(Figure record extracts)
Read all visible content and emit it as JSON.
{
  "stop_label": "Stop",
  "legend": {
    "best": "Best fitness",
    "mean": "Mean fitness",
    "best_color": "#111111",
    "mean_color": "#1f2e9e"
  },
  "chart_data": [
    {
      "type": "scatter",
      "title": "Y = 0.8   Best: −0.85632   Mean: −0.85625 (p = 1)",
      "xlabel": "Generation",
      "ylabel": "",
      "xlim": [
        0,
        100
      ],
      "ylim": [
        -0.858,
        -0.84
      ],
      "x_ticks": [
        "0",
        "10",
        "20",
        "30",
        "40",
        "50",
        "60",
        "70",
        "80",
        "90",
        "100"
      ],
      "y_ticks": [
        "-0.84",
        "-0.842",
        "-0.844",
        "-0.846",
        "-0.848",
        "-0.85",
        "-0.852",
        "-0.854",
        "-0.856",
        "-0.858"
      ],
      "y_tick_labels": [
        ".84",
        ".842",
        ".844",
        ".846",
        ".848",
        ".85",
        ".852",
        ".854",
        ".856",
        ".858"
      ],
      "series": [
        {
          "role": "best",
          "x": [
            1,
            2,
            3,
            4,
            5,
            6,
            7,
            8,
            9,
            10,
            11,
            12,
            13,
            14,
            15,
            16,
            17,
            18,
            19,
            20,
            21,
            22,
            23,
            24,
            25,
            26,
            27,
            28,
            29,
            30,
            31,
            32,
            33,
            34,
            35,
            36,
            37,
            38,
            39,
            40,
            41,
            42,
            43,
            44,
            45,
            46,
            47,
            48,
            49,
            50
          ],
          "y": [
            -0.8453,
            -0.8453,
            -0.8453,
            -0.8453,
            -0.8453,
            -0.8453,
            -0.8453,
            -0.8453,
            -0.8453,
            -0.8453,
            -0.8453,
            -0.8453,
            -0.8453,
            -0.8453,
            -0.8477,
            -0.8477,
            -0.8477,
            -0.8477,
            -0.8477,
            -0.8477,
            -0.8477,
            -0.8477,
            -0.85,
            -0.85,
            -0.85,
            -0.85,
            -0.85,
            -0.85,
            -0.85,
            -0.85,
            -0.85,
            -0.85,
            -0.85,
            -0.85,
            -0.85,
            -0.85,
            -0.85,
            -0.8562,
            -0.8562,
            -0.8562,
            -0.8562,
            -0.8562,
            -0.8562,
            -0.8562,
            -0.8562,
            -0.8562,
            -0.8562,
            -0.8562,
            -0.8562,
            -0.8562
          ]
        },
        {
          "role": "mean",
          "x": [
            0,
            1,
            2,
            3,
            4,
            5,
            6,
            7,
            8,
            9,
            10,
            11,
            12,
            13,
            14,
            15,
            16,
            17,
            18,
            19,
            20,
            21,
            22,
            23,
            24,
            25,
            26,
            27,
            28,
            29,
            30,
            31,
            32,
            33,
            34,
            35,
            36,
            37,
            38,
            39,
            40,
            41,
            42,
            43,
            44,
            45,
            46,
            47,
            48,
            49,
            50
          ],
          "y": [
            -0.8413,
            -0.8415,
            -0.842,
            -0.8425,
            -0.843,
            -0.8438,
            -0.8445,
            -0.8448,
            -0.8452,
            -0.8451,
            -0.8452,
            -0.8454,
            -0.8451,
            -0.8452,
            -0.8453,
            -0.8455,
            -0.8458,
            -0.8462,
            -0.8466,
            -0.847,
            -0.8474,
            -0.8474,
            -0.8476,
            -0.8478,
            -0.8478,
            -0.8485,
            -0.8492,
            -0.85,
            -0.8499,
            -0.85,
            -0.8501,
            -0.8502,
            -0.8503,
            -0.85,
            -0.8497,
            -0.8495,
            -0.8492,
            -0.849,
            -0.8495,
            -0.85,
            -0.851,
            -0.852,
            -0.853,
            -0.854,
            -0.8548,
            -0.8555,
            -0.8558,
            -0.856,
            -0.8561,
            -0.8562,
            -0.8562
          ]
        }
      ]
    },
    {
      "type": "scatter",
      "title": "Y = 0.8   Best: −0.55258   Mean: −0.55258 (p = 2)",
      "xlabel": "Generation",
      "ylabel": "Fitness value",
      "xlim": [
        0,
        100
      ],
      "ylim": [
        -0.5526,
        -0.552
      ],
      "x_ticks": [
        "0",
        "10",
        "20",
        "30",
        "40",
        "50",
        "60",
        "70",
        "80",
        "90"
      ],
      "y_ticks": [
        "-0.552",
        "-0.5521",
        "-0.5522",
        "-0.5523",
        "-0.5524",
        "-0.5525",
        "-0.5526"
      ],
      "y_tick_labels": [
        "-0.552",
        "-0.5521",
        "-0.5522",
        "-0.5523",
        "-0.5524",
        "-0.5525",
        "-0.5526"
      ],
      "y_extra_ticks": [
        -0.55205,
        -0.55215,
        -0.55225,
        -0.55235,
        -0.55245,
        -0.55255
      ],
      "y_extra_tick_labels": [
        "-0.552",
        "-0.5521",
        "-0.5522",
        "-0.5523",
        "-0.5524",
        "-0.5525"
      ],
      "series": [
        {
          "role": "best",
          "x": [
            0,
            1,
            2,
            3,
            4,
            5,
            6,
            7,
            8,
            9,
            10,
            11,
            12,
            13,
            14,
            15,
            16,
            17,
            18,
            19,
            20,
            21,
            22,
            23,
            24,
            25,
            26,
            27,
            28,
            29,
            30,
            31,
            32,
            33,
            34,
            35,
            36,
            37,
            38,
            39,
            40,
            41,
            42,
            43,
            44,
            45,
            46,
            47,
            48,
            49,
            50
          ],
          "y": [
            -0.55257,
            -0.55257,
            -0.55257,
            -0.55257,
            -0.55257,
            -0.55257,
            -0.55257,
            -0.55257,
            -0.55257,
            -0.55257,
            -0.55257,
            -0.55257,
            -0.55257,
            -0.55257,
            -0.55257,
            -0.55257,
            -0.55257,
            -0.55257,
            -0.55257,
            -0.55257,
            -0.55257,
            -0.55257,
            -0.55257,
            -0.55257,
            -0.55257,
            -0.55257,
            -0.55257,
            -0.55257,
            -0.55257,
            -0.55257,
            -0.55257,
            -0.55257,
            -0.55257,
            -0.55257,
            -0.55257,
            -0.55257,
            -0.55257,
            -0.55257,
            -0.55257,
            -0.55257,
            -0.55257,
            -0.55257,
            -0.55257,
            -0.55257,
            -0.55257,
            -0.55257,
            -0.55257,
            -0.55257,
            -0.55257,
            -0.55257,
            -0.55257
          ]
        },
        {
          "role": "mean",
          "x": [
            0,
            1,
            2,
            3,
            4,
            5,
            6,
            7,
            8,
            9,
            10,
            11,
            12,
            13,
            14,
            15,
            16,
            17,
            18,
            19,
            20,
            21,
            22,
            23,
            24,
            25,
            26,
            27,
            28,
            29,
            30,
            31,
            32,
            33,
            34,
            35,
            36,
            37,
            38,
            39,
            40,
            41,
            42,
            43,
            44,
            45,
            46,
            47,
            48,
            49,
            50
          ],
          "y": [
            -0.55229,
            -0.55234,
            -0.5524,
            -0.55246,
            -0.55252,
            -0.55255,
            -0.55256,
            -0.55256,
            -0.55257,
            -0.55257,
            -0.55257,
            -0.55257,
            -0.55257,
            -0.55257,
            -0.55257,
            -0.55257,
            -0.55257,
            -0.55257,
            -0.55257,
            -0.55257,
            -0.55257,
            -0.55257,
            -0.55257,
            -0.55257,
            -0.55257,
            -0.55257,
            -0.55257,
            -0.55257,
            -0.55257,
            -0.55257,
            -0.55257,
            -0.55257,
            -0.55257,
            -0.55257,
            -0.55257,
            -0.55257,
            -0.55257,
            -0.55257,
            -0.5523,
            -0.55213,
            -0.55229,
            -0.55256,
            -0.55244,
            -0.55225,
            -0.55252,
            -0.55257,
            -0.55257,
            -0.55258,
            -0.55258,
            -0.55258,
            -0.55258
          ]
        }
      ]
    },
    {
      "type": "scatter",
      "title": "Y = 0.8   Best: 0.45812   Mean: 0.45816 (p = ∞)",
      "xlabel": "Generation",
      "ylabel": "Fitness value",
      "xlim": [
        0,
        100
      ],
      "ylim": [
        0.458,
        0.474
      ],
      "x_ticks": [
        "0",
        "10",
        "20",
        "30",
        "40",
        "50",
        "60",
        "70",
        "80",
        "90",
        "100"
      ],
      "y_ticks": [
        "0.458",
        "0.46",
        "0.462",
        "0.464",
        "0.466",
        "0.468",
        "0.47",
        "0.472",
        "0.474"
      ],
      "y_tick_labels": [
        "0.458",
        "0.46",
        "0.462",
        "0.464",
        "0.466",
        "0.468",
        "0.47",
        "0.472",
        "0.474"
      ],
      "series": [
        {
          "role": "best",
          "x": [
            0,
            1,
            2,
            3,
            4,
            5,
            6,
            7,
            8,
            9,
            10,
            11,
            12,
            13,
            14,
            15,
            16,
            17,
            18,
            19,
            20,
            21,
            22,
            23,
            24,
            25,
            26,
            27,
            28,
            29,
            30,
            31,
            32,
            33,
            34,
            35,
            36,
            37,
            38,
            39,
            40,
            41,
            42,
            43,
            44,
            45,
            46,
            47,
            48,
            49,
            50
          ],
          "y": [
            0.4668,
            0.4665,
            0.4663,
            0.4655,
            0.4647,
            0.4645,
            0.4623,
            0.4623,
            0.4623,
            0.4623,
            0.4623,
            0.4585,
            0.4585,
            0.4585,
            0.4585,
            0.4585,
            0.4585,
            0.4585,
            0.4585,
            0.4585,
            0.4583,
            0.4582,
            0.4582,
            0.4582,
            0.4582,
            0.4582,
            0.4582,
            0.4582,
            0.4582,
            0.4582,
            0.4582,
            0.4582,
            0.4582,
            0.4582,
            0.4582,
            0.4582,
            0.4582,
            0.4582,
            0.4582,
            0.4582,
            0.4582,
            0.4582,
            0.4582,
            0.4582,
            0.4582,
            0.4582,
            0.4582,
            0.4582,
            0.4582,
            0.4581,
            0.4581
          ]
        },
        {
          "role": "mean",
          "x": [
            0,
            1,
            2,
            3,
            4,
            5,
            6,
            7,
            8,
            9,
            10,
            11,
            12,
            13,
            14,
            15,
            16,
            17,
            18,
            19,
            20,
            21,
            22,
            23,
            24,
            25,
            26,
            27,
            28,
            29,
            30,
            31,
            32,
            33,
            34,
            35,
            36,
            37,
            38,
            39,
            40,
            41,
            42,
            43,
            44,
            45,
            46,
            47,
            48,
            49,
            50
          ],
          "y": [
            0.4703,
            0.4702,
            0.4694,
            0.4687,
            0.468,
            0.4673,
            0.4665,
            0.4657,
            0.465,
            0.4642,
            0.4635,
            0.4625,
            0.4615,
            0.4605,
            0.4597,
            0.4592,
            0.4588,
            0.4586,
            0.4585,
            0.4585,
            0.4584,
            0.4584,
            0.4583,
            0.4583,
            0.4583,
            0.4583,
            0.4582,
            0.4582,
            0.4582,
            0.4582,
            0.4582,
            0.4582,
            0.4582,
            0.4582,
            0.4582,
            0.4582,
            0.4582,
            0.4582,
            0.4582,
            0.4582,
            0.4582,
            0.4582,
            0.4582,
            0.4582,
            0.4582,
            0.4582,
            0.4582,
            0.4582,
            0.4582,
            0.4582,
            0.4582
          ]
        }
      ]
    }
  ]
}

→ **TASK TO CARRY OUT**
Copy all lines of the listing above that contain the string "title".

→ **CORRECT RESULT**
      "title": "Y = 0.8   Best: −0.85632   Mean: −0.85625 (p = 1)",
      "title": "Y = 0.8   Best: −0.55258   Mean: −0.55258 (p = 2)",
      "title": "Y = 0.8   Best: 0.45812   Mean: 0.45816 (p = ∞)",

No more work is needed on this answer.